Element-and-box listings:
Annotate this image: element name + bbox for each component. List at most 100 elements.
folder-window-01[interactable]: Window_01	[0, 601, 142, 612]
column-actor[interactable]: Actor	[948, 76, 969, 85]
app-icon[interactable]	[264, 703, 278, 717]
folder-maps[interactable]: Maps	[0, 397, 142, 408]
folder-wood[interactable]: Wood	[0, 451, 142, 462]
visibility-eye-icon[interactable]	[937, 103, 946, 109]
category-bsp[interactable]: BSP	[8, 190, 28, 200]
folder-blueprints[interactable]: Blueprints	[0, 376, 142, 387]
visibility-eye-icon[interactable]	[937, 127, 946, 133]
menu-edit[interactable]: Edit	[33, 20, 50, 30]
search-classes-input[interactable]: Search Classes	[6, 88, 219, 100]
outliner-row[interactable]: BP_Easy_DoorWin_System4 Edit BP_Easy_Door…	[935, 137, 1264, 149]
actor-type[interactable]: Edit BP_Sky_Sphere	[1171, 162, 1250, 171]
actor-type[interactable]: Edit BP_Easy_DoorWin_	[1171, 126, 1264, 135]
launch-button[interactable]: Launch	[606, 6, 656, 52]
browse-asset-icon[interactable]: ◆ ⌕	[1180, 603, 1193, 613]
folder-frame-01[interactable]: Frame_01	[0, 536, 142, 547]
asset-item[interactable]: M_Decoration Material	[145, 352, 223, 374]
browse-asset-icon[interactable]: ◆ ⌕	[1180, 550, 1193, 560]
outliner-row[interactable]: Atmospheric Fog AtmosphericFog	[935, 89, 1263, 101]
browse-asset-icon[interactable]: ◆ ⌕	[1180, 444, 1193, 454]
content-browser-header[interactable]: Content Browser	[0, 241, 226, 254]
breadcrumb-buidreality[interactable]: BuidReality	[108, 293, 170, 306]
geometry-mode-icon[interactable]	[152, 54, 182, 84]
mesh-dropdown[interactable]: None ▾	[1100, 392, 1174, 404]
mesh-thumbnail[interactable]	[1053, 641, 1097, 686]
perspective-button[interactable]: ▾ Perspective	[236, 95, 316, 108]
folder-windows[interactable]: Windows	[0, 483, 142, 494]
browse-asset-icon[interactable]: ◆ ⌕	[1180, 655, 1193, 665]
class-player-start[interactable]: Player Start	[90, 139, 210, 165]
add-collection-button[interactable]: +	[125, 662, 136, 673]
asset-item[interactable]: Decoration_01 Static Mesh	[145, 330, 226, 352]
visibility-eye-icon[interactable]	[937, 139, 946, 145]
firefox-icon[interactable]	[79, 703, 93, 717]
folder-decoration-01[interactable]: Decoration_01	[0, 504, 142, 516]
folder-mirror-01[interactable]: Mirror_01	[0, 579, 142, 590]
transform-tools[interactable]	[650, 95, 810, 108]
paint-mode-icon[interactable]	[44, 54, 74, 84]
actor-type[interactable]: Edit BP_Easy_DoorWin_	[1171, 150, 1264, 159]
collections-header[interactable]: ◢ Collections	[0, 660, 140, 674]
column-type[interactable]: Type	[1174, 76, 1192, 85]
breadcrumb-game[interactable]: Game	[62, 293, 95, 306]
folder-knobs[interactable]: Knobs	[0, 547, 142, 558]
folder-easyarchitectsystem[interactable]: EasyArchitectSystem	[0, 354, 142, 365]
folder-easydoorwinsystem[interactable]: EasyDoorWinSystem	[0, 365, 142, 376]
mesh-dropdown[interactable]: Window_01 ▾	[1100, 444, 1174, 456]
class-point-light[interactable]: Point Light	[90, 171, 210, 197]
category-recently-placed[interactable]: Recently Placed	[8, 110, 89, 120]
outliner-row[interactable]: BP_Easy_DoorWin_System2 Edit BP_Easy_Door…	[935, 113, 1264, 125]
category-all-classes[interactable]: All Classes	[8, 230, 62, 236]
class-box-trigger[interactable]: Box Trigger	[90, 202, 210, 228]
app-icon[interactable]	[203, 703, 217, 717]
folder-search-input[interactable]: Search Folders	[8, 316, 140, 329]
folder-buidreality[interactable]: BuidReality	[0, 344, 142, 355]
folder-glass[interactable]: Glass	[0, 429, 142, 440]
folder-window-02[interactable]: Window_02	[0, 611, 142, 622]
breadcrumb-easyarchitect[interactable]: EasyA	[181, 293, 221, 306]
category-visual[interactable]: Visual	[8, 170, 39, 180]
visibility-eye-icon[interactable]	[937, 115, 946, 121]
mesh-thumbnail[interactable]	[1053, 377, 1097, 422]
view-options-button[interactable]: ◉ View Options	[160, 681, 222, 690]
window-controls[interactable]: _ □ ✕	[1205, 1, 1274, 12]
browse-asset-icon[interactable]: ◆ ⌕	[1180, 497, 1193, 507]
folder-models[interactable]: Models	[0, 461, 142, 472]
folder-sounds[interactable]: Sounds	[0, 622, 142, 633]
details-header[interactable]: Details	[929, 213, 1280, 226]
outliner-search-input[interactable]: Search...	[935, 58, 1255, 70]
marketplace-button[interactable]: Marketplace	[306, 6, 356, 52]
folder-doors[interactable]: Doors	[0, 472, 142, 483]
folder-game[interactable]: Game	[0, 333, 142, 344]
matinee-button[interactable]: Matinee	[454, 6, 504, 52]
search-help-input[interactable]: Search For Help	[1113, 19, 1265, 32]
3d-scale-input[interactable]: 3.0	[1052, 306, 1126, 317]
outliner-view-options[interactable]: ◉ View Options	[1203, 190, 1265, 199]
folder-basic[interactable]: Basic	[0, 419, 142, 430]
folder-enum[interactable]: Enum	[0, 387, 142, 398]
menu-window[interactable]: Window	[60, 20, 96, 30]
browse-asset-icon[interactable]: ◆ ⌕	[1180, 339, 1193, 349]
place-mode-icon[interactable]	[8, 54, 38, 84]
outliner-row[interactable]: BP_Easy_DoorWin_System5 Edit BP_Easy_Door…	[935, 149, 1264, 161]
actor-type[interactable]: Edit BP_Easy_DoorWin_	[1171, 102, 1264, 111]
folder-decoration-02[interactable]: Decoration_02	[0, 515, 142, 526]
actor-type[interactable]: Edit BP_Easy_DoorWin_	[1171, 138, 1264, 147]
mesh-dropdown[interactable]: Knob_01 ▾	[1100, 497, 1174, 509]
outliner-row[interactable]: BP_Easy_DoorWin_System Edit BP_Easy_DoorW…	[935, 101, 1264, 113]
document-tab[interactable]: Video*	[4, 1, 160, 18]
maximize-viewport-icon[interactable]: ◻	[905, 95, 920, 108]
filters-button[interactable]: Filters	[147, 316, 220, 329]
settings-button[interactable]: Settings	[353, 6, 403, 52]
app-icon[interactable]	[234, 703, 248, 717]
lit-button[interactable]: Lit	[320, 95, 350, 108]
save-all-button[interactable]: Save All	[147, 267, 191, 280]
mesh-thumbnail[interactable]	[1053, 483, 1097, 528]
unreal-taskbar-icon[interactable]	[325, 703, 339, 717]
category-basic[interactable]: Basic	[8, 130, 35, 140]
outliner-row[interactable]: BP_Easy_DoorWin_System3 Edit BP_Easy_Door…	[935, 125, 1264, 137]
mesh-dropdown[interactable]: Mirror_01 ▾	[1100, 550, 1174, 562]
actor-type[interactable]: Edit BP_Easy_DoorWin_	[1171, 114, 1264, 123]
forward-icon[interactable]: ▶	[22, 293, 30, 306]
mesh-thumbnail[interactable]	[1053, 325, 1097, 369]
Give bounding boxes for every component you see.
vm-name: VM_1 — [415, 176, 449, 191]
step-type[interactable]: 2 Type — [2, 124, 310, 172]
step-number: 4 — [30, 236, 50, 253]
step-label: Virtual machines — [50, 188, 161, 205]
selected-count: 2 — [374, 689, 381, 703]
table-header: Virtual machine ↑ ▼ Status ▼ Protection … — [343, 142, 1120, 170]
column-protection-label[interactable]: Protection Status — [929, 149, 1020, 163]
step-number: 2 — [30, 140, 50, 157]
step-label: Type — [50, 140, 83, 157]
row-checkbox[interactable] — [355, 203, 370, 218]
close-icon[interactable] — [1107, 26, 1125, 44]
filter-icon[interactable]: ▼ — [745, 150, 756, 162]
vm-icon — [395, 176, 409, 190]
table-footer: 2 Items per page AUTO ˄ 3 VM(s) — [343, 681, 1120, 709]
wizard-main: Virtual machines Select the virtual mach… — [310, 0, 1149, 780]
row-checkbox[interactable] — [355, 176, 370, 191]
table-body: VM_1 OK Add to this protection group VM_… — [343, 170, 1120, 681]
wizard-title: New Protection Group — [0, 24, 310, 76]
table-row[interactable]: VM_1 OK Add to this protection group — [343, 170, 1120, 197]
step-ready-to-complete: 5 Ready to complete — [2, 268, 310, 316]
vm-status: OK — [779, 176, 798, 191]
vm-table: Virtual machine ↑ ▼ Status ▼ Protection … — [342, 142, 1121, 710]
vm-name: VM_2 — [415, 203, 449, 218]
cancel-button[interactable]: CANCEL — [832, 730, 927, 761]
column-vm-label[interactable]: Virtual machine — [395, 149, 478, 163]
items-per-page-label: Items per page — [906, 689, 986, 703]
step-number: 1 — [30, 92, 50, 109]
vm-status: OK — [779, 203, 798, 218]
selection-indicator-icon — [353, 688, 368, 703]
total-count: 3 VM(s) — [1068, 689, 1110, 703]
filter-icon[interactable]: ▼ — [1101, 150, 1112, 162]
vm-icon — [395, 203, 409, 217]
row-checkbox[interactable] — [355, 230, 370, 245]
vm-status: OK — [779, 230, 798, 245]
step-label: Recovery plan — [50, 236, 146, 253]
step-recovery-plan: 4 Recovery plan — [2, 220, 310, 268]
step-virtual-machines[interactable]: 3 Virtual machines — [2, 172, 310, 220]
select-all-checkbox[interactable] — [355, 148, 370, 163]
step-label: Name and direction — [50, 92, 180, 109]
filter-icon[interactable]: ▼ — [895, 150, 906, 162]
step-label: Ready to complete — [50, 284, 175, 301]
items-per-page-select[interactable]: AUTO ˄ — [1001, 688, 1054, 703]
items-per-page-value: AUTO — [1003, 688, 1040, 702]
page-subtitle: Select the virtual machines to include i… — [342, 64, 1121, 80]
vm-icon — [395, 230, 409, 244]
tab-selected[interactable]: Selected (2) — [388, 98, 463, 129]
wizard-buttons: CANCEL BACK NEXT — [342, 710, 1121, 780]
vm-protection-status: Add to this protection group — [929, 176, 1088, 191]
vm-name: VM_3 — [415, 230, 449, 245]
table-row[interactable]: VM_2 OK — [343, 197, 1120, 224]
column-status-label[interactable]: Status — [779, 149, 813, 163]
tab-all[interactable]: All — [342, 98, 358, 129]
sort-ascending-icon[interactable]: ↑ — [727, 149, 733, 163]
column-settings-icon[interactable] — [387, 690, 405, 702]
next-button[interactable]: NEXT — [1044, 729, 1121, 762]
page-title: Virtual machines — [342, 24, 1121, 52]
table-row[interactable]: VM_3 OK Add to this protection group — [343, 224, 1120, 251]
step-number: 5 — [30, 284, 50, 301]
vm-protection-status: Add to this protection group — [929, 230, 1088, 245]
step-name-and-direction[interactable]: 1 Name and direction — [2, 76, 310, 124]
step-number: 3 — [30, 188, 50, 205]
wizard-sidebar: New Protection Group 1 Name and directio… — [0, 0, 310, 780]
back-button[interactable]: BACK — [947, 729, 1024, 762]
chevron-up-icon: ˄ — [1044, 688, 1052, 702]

Work to complete —
Output the lines above, copied without any change, from the first line through the line containing "6, 656, 52]".

Answer to the exercise —
Annotate this image: element name + bbox for each component. List at most 100 elements.
folder-window-01[interactable]: Window_01	[0, 601, 142, 612]
column-actor[interactable]: Actor	[948, 76, 969, 85]
app-icon[interactable]	[264, 703, 278, 717]
folder-maps[interactable]: Maps	[0, 397, 142, 408]
folder-wood[interactable]: Wood	[0, 451, 142, 462]
visibility-eye-icon[interactable]	[937, 103, 946, 109]
category-bsp[interactable]: BSP	[8, 190, 28, 200]
folder-blueprints[interactable]: Blueprints	[0, 376, 142, 387]
visibility-eye-icon[interactable]	[937, 127, 946, 133]
menu-edit[interactable]: Edit	[33, 20, 50, 30]
search-classes-input[interactable]: Search Classes	[6, 88, 219, 100]
outliner-row[interactable]: BP_Easy_DoorWin_System4 Edit BP_Easy_Door…	[935, 137, 1264, 149]
actor-type[interactable]: Edit BP_Sky_Sphere	[1171, 162, 1250, 171]
actor-type[interactable]: Edit BP_Easy_DoorWin_	[1171, 126, 1264, 135]
launch-button[interactable]: Launch	[606, 6, 656, 52]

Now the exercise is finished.